What you are asked to do:
State the number of lines that contain the word "파악하는", and add nothing else.

[Dataset items]

◆ ◆ ◆

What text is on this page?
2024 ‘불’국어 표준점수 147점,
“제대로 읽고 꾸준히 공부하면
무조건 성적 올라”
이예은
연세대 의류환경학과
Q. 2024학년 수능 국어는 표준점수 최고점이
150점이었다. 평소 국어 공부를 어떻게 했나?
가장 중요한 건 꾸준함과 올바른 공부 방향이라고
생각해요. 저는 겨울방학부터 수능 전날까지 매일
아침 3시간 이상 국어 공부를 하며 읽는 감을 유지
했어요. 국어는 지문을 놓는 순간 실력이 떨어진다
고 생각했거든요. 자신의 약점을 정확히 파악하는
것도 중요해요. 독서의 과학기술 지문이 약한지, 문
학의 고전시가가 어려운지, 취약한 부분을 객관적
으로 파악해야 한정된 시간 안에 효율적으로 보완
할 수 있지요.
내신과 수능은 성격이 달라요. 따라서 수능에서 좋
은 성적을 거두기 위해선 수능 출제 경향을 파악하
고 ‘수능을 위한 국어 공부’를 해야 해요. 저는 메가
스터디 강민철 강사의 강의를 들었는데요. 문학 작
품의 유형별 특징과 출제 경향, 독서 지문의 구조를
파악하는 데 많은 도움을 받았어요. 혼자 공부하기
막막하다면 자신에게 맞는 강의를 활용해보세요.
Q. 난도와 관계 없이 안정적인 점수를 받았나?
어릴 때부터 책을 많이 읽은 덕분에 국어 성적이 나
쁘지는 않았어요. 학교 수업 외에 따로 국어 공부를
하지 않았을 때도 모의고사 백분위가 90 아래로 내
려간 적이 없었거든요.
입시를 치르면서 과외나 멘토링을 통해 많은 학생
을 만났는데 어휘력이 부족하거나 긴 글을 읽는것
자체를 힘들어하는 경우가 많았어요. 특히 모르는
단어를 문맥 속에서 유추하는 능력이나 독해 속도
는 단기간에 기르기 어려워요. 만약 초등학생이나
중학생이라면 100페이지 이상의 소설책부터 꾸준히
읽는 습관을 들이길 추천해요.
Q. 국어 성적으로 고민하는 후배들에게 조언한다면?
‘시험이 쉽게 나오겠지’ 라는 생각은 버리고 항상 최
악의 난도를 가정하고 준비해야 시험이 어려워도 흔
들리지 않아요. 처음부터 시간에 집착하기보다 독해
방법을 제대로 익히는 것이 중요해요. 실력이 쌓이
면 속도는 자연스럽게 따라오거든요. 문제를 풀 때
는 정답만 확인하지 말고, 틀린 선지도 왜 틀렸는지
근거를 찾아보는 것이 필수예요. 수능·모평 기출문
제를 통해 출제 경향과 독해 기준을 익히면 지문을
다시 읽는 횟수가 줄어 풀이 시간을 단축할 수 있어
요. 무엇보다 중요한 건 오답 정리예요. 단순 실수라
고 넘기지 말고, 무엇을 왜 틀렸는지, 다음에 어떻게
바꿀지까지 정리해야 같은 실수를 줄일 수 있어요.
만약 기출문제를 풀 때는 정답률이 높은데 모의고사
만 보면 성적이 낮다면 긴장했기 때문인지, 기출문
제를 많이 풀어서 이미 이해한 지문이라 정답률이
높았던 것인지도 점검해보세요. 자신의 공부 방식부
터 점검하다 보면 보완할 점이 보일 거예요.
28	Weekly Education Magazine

◆ ◆ ◆

Output below:
2